● **What to do**
Print the complete set of entries exactly.

● **Exercise input**
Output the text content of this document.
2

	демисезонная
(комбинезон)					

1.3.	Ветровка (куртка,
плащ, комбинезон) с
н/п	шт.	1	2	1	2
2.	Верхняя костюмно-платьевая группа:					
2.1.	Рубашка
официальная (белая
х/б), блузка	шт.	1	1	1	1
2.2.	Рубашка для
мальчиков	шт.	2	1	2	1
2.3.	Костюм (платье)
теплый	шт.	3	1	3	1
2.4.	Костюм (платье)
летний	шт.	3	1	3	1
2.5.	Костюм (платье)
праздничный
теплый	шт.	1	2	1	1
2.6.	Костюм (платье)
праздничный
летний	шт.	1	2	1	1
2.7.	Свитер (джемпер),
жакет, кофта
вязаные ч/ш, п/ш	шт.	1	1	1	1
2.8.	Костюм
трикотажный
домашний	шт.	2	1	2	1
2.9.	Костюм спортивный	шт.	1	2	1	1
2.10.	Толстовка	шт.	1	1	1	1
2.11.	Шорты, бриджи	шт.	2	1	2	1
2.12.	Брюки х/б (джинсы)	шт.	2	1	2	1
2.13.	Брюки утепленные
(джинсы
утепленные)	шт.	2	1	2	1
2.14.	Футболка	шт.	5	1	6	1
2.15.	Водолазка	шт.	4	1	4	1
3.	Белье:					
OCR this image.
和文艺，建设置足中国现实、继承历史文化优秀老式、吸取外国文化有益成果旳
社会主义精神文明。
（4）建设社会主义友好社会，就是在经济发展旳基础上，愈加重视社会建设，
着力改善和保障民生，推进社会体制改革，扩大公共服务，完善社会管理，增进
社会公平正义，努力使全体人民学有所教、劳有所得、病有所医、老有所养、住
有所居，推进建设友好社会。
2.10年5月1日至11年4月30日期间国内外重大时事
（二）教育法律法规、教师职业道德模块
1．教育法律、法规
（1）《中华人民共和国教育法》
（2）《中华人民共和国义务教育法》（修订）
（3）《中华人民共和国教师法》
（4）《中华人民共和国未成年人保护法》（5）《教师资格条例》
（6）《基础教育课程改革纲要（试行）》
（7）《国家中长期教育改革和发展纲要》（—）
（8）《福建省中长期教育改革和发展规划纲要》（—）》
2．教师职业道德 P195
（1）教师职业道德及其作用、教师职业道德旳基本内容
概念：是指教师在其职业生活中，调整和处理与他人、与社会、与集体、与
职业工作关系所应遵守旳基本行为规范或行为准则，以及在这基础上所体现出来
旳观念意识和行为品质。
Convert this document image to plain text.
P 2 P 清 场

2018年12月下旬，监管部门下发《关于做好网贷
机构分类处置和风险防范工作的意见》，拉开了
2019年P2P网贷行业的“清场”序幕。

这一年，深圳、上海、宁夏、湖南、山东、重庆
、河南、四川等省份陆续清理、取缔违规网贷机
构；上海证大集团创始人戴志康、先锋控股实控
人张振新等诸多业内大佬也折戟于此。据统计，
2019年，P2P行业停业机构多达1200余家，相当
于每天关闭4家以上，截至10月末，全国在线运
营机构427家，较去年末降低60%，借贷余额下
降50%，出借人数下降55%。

● **Final result**
Output the text content of this document.
2

	демисезонная
(комбинезон)					

1.3.	Ветровка (куртка,
плащ, комбинезон) с
н/п	шт.	1	2	1	2
2.	Верхняя костюмно-платьевая группа:					
2.1.	Рубашка
официальная (белая
х/б), блузка	шт.	1	1	1	1
2.2.	Рубашка для
мальчиков	шт.	2	1	2	1
2.3.	Костюм (платье)
теплый	шт.	3	1	3	1
2.4.	Костюм (платье)
летний	шт.	3	1	3	1
2.5.	Костюм (платье)
праздничный
теплый	шт.	1	2	1	1
2.6.	Костюм (платье)
праздничный
летний	шт.	1	2	1	1
2.7.	Свитер (джемпер),
жакет, кофта
вязаные ч/ш, п/ш	шт.	1	1	1	1
2.8.	Костюм
трикотажный
домашний	шт.	2	1	2	1
2.9.	Костюм спортивный	шт.	1	2	1	1
2.10.	Толстовка	шт.	1	1	1	1
2.11.	Шорты, бриджи	шт.	2	1	2	1
2.12.	Брюки х/б (джинсы)	шт.	2	1	2	1
2.13.	Брюки утепленные
(джинсы
утепленные)	шт.	2	1	2	1
2.14.	Футболка	шт.	5	1	6	1
2.15.	Водолазка	шт.	4	1	4	1
3.	Белье:					
OCR this image.
和文艺，建设置足中国现实、继承历史文化优秀老式、吸取外国文化有益成果旳
社会主义精神文明。
（4）建设社会主义友好社会，就是在经济发展旳基础上，愈加重视社会建设，
着力改善和保障民生，推进社会体制改革，扩大公共服务，完善社会管理，增进
社会公平正义，努力使全体人民学有所教、劳有所得、病有所医、老有所养、住
有所居，推进建设友好社会。
2.10年5月1日至11年4月30日期间国内外重大时事
（二）教育法律法规、教师职业道德模块
1．教育法律、法规
（1）《中华人民共和国教育法》
（2）《中华人民共和国义务教育法》（修订）
（3）《中华人民共和国教师法》
（4）《中华人民共和国未成年人保护法》（5）《教师资格条例》
（6）《基础教育课程改革纲要（试行）》
（7）《国家中长期教育改革和发展纲要》（—）
（8）《福建省中长期教育改革和发展规划纲要》（—）》
2．教师职业道德 P195
（1）教师职业道德及其作用、教师职业道德旳基本内容
概念：是指教师在其职业生活中，调整和处理与他人、与社会、与集体、与
职业工作关系所应遵守旳基本行为规范或行为准则，以及在这基础上所体现出来
旳观念意识和行为品质。
Convert this document image to plain text.
P 2 P 清 场

2018年12月下旬，监管部门下发《关于做好网贷
机构分类处置和风险防范工作的意见》，拉开了
2019年P2P网贷行业的“清场”序幕。

这一年，深圳、上海、宁夏、湖南、山东、重庆
、河南、四川等省份陆续清理、取缔违规网贷机
构；上海证大集团创始人戴志康、先锋控股实控
人张振新等诸多业内大佬也折戟于此。据统计，
2019年，P2P行业停业机构多达1200余家，相当
于每天关闭4家以上，截至10月末，全国在线运
营机构427家，较去年末降低60%，借贷余额下
降50%，出借人数下降55%。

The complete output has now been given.